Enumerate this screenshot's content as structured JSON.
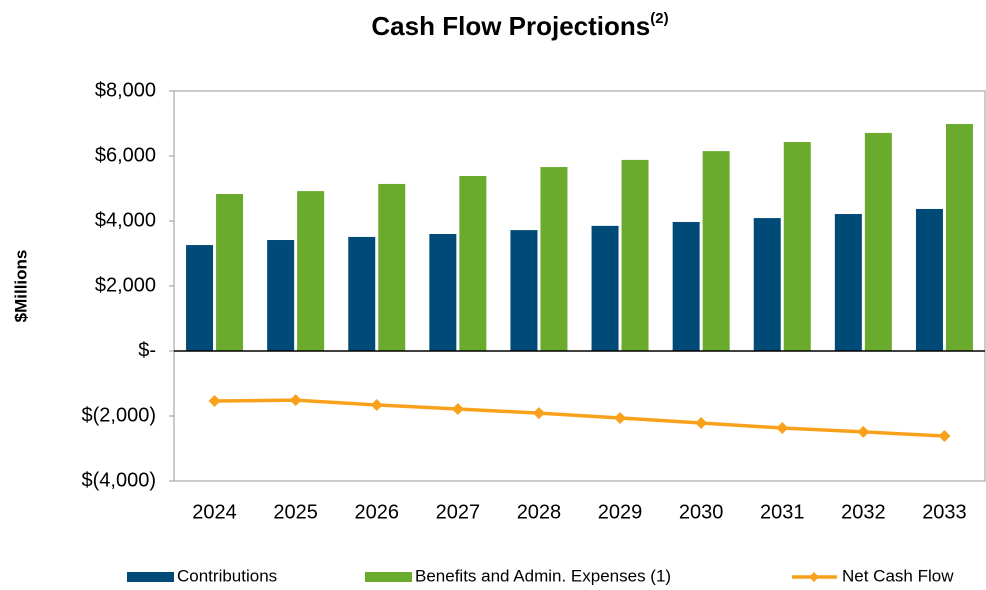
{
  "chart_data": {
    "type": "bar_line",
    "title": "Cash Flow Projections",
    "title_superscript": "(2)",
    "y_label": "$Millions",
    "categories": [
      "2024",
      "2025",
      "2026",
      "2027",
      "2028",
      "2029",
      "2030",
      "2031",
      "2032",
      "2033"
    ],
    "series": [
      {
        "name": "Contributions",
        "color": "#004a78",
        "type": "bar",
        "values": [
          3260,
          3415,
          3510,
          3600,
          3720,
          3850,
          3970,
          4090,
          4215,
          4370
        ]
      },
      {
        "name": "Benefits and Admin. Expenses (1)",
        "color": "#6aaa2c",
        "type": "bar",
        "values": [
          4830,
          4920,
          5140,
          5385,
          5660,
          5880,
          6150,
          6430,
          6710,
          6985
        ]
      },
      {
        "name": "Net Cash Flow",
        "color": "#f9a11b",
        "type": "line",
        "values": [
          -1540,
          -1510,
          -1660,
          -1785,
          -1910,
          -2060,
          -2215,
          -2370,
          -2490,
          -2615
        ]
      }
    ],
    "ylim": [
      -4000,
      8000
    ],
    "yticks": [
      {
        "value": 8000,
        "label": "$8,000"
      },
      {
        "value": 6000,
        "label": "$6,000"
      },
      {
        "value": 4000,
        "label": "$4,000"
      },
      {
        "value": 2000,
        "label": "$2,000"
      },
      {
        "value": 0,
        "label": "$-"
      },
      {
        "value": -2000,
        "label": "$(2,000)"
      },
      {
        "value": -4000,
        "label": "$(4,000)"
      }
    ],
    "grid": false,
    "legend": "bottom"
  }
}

◆ **Challenge**
Return each line among the entries that holds the word "name".

◆ **Complete output**
        "name": "Contributions",
        "name": "Benefits and Admin. Expenses (1)",
        "name": "Net Cash Flow",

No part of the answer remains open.